== TASK DETAILS ==
Report how many lines of the entries below contain the word "Виталий", and nothing more.

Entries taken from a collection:
☆ ☆ ☆ ☆ ☆ ☆ ☆

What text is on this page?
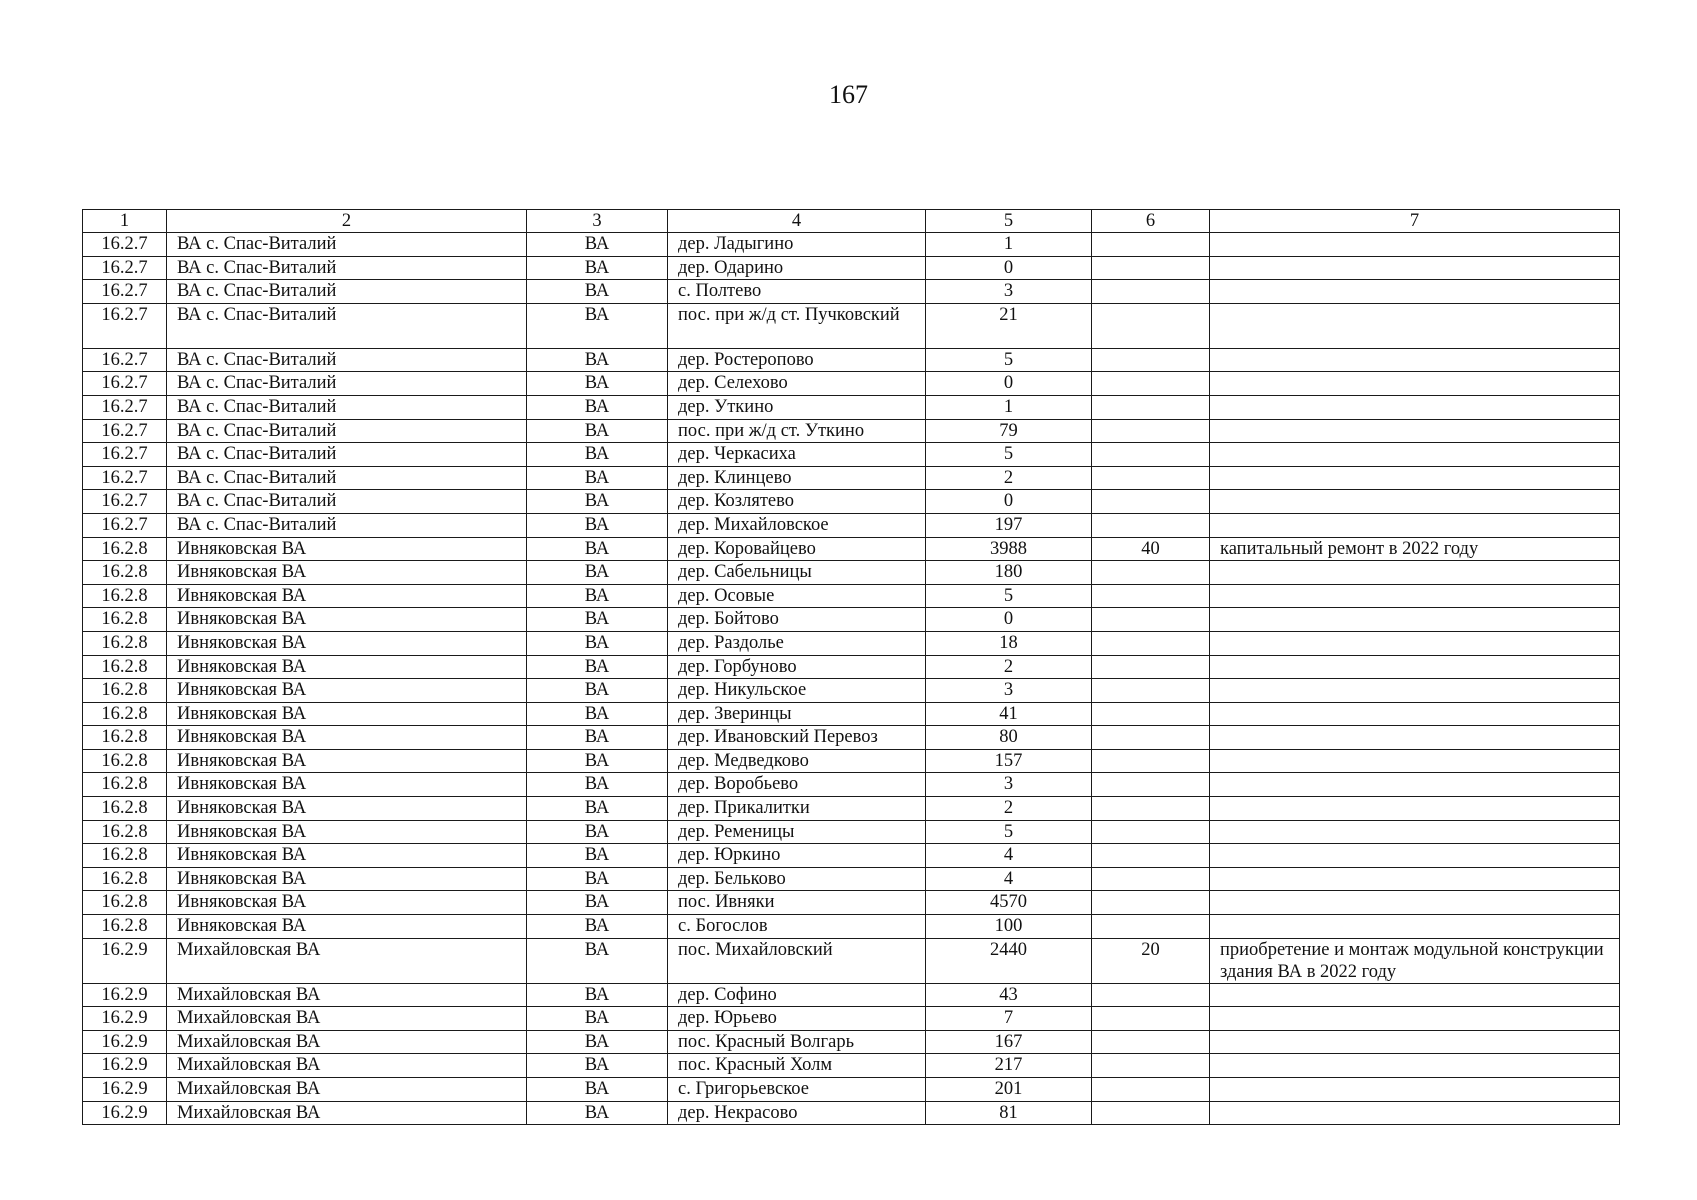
167
1	2	3	4	5	6	7
16.2.7	ВА с. Спас-Виталий	ВА	дер. Ладыгино	1		
16.2.7	ВА с. Спас-Виталий	ВА	дер. Одарино	0		
16.2.7	ВА с. Спас-Виталий	ВА	с. Полтево	3		
16.2.7	ВА с. Спас-Виталий	ВА	пос. при ж/д ст. Пучковский	21		
16.2.7	ВА с. Спас-Виталий	ВА	дер. Ростеропово	5		
16.2.7	ВА с. Спас-Виталий	ВА	дер. Селехово	0		
16.2.7	ВА с. Спас-Виталий	ВА	дер. Уткино	1		
16.2.7	ВА с. Спас-Виталий	ВА	пос. при ж/д ст. Уткино	79		
16.2.7	ВА с. Спас-Виталий	ВА	дер. Черкасиха	5		
16.2.7	ВА с. Спас-Виталий	ВА	дер. Клинцево	2		
16.2.7	ВА с. Спас-Виталий	ВА	дер. Козлятево	0		
16.2.7	ВА с. Спас-Виталий	ВА	дер. Михайловское	197		
16.2.8	Ивняковская ВА	ВА	дер. Коровайцево	3988	40	капитальный ремонт в 2022 году
16.2.8	Ивняковская ВА	ВА	дер. Сабельницы	180		
16.2.8	Ивняковская ВА	ВА	дер. Осовые	5		
16.2.8	Ивняковская ВА	ВА	дер. Бойтово	0		
16.2.8	Ивняковская ВА	ВА	дер. Раздолье	18		
16.2.8	Ивняковская ВА	ВА	дер. Горбуново	2		
16.2.8	Ивняковская ВА	ВА	дер. Никульское	3		
16.2.8	Ивняковская ВА	ВА	дер. Зверинцы	41		
16.2.8	Ивняковская ВА	ВА	дер. Ивановский Перевоз	80		
16.2.8	Ивняковская ВА	ВА	дер. Медведково	157		
16.2.8	Ивняковская ВА	ВА	дер. Воробьево	3		
16.2.8	Ивняковская ВА	ВА	дер. Прикалитки	2		
16.2.8	Ивняковская ВА	ВА	дер. Ременицы	5		
16.2.8	Ивняковская ВА	ВА	дер. Юркино	4		
16.2.8	Ивняковская ВА	ВА	дер. Бельково	4		
16.2.8	Ивняковская ВА	ВА	пос. Ивняки	4570		
16.2.8	Ивняковская ВА	ВА	с. Богослов	100		
16.2.9	Михайловская ВА	ВА	пос. Михайловский	2440	20	приобретение и монтаж модульной конструкции здания ВА в 2022 году
16.2.9	Михайловская ВА	ВА	дер. Софино	43		
16.2.9	Михайловская ВА	ВА	дер. Юрьево	7		
16.2.9	Михайловская ВА	ВА	пос. Красный Волгарь	167		
16.2.9	Михайловская ВА	ВА	пос. Красный Холм	217		
16.2.9	Михайловская ВА	ВА	с. Григорьевское	201		
16.2.9	Михайловская ВА	ВА	дер. Некрасово	81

☆ ☆ ☆ ☆ ☆ ☆ ☆

== TASK RESULT ==
12